### EXERCISE TASK
Pull out every line below that contains the word "День".

### Data records
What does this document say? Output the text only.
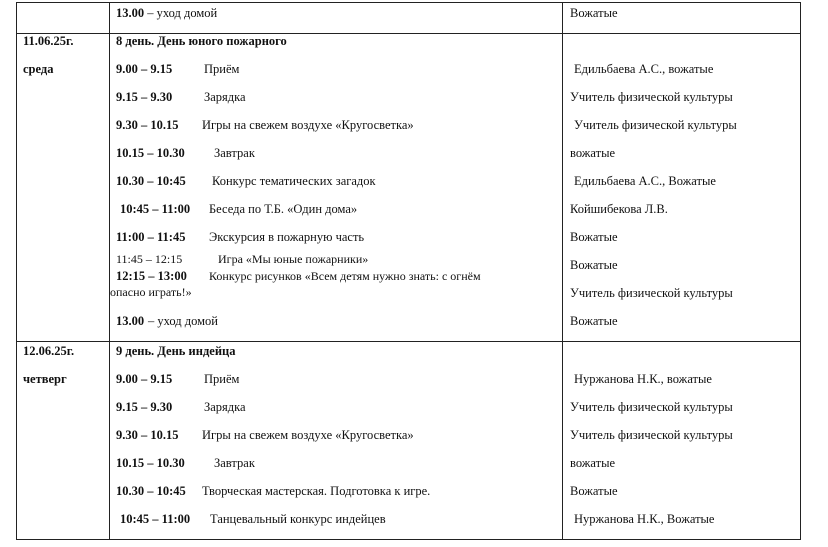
13.00 – уход домой	Вожатые
11.06.25г.
среда
8 день. День юного пожарного
9.00 – 9.15	Приём	Едильбаева А.С., вожатые
9.15 – 9.30	Зарядка	Учитель физической культуры
9.30 – 10.15 Игры на свежем воздухе «Кругосветка»	Учитель физической культуры
10.15 – 10.30 Завтрак	вожатые
10.30 – 10:45 Конкурс тематических загадок	Едильбаева А.С., Вожатые
10:45 – 11:00 Беседа по Т.Б. «Один дома»	Койшибекова Л.В.
11:00 – 11:45 Экскурсия в пожарную часть	Вожатые
11:45 – 12:15	Игра «Мы юные пожарники»	Вожатые
12:15 – 13:00 Конкурс рисунков «Всем детям нужно знать: с огнём
опасно играть!»	Учитель физической культуры
13.00 – уход домой	Вожатые
12.06.25г.
четверг
9 день. День индейца
9.00 – 9.15	Приём	Нуржанова Н.К., вожатые
9.15 – 9.30	Зарядка	Учитель физической культуры
9.30 – 10.15 Игры на свежем воздухе «Кругосветка»	Учитель физической культуры
10.15 – 10.30 Завтрак	вожатые
10.30 – 10:45 Творческая мастерская. Подготовка к игре.	Вожатые
10:45 – 11:00 Танцевальный конкурс индейцев	Нуржанова Н.К., Вожатые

### RESULT FOR THIS TASK
8 день. День юного пожарного
9 день. День индейца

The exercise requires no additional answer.